- PROMPT
Send back the records in full, character for character.

[Data entries]

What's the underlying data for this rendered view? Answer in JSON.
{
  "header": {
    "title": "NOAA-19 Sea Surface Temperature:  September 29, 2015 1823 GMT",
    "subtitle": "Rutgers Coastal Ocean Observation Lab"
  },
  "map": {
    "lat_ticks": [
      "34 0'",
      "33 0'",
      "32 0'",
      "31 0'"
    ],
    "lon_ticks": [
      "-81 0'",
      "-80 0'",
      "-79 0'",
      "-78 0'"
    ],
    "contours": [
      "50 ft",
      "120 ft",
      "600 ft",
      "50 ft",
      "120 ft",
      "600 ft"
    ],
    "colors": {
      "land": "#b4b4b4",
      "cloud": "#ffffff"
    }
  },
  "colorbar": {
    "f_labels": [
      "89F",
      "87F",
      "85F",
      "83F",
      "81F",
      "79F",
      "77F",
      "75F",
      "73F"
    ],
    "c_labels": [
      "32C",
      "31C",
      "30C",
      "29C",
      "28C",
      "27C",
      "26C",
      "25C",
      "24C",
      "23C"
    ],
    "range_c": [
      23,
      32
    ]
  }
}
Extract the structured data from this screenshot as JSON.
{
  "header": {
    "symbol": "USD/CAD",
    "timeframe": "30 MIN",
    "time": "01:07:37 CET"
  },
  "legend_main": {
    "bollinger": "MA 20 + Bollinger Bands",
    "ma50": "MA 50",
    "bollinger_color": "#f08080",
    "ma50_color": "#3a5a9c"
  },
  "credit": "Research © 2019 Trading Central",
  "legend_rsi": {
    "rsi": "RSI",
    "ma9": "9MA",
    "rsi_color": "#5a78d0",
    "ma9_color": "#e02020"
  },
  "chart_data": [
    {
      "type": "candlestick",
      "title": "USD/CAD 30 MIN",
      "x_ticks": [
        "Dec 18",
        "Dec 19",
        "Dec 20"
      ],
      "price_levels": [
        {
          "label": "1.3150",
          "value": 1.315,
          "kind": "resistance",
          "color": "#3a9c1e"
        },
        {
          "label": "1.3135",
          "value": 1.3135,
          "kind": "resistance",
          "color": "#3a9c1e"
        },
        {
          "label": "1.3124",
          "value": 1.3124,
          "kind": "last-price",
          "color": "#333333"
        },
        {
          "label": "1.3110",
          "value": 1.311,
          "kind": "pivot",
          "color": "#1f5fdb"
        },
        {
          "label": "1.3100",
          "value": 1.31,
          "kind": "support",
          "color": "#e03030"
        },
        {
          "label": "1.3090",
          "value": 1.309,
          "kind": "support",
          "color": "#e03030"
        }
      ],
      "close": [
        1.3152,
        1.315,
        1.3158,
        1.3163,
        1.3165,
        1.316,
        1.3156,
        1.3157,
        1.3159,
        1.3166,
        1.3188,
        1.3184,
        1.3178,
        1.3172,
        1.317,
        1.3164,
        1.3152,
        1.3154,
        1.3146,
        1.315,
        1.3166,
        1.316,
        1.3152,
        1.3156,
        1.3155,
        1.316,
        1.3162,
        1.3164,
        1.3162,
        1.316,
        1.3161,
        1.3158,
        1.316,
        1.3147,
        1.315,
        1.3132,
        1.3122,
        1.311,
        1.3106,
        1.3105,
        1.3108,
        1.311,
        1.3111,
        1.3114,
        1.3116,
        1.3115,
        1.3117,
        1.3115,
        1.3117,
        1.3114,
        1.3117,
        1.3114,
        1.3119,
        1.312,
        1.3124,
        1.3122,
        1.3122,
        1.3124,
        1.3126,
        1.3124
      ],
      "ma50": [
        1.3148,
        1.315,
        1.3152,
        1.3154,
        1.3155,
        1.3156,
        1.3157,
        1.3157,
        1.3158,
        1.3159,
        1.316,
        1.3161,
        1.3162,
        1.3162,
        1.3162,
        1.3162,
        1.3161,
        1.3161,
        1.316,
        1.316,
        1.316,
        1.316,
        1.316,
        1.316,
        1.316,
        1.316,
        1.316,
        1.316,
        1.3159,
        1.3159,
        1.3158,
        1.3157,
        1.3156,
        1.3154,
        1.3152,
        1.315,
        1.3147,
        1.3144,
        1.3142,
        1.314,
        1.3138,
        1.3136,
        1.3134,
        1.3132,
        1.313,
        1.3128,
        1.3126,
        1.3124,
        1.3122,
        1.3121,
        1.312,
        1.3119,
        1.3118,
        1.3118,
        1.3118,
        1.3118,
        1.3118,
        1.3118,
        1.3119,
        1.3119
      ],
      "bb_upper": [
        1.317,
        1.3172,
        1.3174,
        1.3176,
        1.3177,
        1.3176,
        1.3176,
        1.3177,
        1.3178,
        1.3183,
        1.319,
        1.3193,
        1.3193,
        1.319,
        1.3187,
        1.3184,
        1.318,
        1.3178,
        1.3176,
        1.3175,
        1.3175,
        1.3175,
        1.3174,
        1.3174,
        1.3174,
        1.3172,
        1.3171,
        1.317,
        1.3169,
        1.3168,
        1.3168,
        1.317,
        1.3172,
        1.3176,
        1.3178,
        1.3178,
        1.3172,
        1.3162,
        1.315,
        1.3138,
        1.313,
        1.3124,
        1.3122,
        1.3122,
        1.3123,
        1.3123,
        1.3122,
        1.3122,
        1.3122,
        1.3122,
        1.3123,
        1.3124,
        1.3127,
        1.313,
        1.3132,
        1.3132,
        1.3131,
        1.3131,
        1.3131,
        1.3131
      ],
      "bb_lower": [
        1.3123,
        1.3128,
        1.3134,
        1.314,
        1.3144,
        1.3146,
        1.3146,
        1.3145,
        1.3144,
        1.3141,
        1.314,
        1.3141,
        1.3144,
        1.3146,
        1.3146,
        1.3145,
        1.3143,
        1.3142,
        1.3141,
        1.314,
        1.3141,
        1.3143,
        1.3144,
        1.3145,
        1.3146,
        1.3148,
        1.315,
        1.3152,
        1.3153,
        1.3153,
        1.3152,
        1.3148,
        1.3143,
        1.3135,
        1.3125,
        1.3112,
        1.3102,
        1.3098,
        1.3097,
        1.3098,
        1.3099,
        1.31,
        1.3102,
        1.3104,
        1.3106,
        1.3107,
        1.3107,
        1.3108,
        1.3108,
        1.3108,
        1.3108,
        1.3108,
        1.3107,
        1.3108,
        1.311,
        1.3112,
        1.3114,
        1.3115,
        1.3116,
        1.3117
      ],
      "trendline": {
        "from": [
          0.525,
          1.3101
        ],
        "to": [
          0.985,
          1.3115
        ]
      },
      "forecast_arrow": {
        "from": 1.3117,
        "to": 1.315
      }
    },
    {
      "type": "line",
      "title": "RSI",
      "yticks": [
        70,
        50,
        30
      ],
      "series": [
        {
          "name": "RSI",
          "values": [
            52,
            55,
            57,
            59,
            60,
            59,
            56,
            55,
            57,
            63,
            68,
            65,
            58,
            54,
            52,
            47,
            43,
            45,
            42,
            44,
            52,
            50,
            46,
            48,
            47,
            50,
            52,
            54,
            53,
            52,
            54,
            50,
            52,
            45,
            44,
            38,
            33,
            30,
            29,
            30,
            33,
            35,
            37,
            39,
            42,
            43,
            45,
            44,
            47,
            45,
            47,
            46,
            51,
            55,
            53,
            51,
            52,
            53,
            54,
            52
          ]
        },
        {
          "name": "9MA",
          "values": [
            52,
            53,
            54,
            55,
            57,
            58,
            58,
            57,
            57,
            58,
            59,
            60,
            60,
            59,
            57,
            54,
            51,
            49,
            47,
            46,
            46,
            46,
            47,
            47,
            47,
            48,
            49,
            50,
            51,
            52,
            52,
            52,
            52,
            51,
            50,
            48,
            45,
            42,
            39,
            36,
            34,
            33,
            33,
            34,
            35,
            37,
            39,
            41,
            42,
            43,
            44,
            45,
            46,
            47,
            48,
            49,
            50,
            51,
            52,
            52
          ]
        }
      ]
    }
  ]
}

- SOLUTION FOR THIS PROBLEM
What's the underlying data for this rendered view? Answer in JSON.
{
  "header": {
    "title": "NOAA-19 Sea Surface Temperature:  September 29, 2015 1823 GMT",
    "subtitle": "Rutgers Coastal Ocean Observation Lab"
  },
  "map": {
    "lat_ticks": [
      "34 0'",
      "33 0'",
      "32 0'",
      "31 0'"
    ],
    "lon_ticks": [
      "-81 0'",
      "-80 0'",
      "-79 0'",
      "-78 0'"
    ],
    "contours": [
      "50 ft",
      "120 ft",
      "600 ft",
      "50 ft",
      "120 ft",
      "600 ft"
    ],
    "colors": {
      "land": "#b4b4b4",
      "cloud": "#ffffff"
    }
  },
  "colorbar": {
    "f_labels": [
      "89F",
      "87F",
      "85F",
      "83F",
      "81F",
      "79F",
      "77F",
      "75F",
      "73F"
    ],
    "c_labels": [
      "32C",
      "31C",
      "30C",
      "29C",
      "28C",
      "27C",
      "26C",
      "25C",
      "24C",
      "23C"
    ],
    "range_c": [
      23,
      32
    ]
  }
}
Extract the structured data from this screenshot as JSON.
{
  "header": {
    "symbol": "USD/CAD",
    "timeframe": "30 MIN",
    "time": "01:07:37 CET"
  },
  "legend_main": {
    "bollinger": "MA 20 + Bollinger Bands",
    "ma50": "MA 50",
    "bollinger_color": "#f08080",
    "ma50_color": "#3a5a9c"
  },
  "credit": "Research © 2019 Trading Central",
  "legend_rsi": {
    "rsi": "RSI",
    "ma9": "9MA",
    "rsi_color": "#5a78d0",
    "ma9_color": "#e02020"
  },
  "chart_data": [
    {
      "type": "candlestick",
      "title": "USD/CAD 30 MIN",
      "x_ticks": [
        "Dec 18",
        "Dec 19",
        "Dec 20"
      ],
      "price_levels": [
        {
          "label": "1.3150",
          "value": 1.315,
          "kind": "resistance",
          "color": "#3a9c1e"
        },
        {
          "label": "1.3135",
          "value": 1.3135,
          "kind": "resistance",
          "color": "#3a9c1e"
        },
        {
          "label": "1.3124",
          "value": 1.3124,
          "kind": "last-price",
          "color": "#333333"
        },
        {
          "label": "1.3110",
          "value": 1.311,
          "kind": "pivot",
          "color": "#1f5fdb"
        },
        {
          "label": "1.3100",
          "value": 1.31,
          "kind": "support",
          "color": "#e03030"
        },
        {
          "label": "1.3090",
          "value": 1.309,
          "kind": "support",
          "color": "#e03030"
        }
      ],
      "close": [
        1.3152,
        1.315,
        1.3158,
        1.3163,
        1.3165,
        1.316,
        1.3156,
        1.3157,
        1.3159,
        1.3166,
        1.3188,
        1.3184,
        1.3178,
        1.3172,
        1.317,
        1.3164,
        1.3152,
        1.3154,
        1.3146,
        1.315,
        1.3166,
        1.316,
        1.3152,
        1.3156,
        1.3155,
        1.316,
        1.3162,
        1.3164,
        1.3162,
        1.316,
        1.3161,
        1.3158,
        1.316,
        1.3147,
        1.315,
        1.3132,
        1.3122,
        1.311,
        1.3106,
        1.3105,
        1.3108,
        1.311,
        1.3111,
        1.3114,
        1.3116,
        1.3115,
        1.3117,
        1.3115,
        1.3117,
        1.3114,
        1.3117,
        1.3114,
        1.3119,
        1.312,
        1.3124,
        1.3122,
        1.3122,
        1.3124,
        1.3126,
        1.3124
      ],
      "ma50": [
        1.3148,
        1.315,
        1.3152,
        1.3154,
        1.3155,
        1.3156,
        1.3157,
        1.3157,
        1.3158,
        1.3159,
        1.316,
        1.3161,
        1.3162,
        1.3162,
        1.3162,
        1.3162,
        1.3161,
        1.3161,
        1.316,
        1.316,
        1.316,
        1.316,
        1.316,
        1.316,
        1.316,
        1.316,
        1.316,
        1.316,
        1.3159,
        1.3159,
        1.3158,
        1.3157,
        1.3156,
        1.3154,
        1.3152,
        1.315,
        1.3147,
        1.3144,
        1.3142,
        1.314,
        1.3138,
        1.3136,
        1.3134,
        1.3132,
        1.313,
        1.3128,
        1.3126,
        1.3124,
        1.3122,
        1.3121,
        1.312,
        1.3119,
        1.3118,
        1.3118,
        1.3118,
        1.3118,
        1.3118,
        1.3118,
        1.3119,
        1.3119
      ],
      "bb_upper": [
        1.317,
        1.3172,
        1.3174,
        1.3176,
        1.3177,
        1.3176,
        1.3176,
        1.3177,
        1.3178,
        1.3183,
        1.319,
        1.3193,
        1.3193,
        1.319,
        1.3187,
        1.3184,
        1.318,
        1.3178,
        1.3176,
        1.3175,
        1.3175,
        1.3175,
        1.3174,
        1.3174,
        1.3174,
        1.3172,
        1.3171,
        1.317,
        1.3169,
        1.3168,
        1.3168,
        1.317,
        1.3172,
        1.3176,
        1.3178,
        1.3178,
        1.3172,
        1.3162,
        1.315,
        1.3138,
        1.313,
        1.3124,
        1.3122,
        1.3122,
        1.3123,
        1.3123,
        1.3122,
        1.3122,
        1.3122,
        1.3122,
        1.3123,
        1.3124,
        1.3127,
        1.313,
        1.3132,
        1.3132,
        1.3131,
        1.3131,
        1.3131,
        1.3131
      ],
      "bb_lower": [
        1.3123,
        1.3128,
        1.3134,
        1.314,
        1.3144,
        1.3146,
        1.3146,
        1.3145,
        1.3144,
        1.3141,
        1.314,
        1.3141,
        1.3144,
        1.3146,
        1.3146,
        1.3145,
        1.3143,
        1.3142,
        1.3141,
        1.314,
        1.3141,
        1.3143,
        1.3144,
        1.3145,
        1.3146,
        1.3148,
        1.315,
        1.3152,
        1.3153,
        1.3153,
        1.3152,
        1.3148,
        1.3143,
        1.3135,
        1.3125,
        1.3112,
        1.3102,
        1.3098,
        1.3097,
        1.3098,
        1.3099,
        1.31,
        1.3102,
        1.3104,
        1.3106,
        1.3107,
        1.3107,
        1.3108,
        1.3108,
        1.3108,
        1.3108,
        1.3108,
        1.3107,
        1.3108,
        1.311,
        1.3112,
        1.3114,
        1.3115,
        1.3116,
        1.3117
      ],
      "trendline": {
        "from": [
          0.525,
          1.3101
        ],
        "to": [
          0.985,
          1.3115
        ]
      },
      "forecast_arrow": {
        "from": 1.3117,
        "to": 1.315
      }
    },
    {
      "type": "line",
      "title": "RSI",
      "yticks": [
        70,
        50,
        30
      ],
      "series": [
        {
          "name": "RSI",
          "values": [
            52,
            55,
            57,
            59,
            60,
            59,
            56,
            55,
            57,
            63,
            68,
            65,
            58,
            54,
            52,
            47,
            43,
            45,
            42,
            44,
            52,
            50,
            46,
            48,
            47,
            50,
            52,
            54,
            53,
            52,
            54,
            50,
            52,
            45,
            44,
            38,
            33,
            30,
            29,
            30,
            33,
            35,
            37,
            39,
            42,
            43,
            45,
            44,
            47,
            45,
            47,
            46,
            51,
            55,
            53,
            51,
            52,
            53,
            54,
            52
          ]
        },
        {
          "name": "9MA",
          "values": [
            52,
            53,
            54,
            55,
            57,
            58,
            58,
            57,
            57,
            58,
            59,
            60,
            60,
            59,
            57,
            54,
            51,
            49,
            47,
            46,
            46,
            46,
            47,
            47,
            47,
            48,
            49,
            50,
            51,
            52,
            52,
            52,
            52,
            51,
            50,
            48,
            45,
            42,
            39,
            36,
            34,
            33,
            33,
            34,
            35,
            37,
            39,
            41,
            42,
            43,
            44,
            45,
            46,
            47,
            48,
            49,
            50,
            51,
            52,
            52
          ]
        }
      ]
    }
  ]
}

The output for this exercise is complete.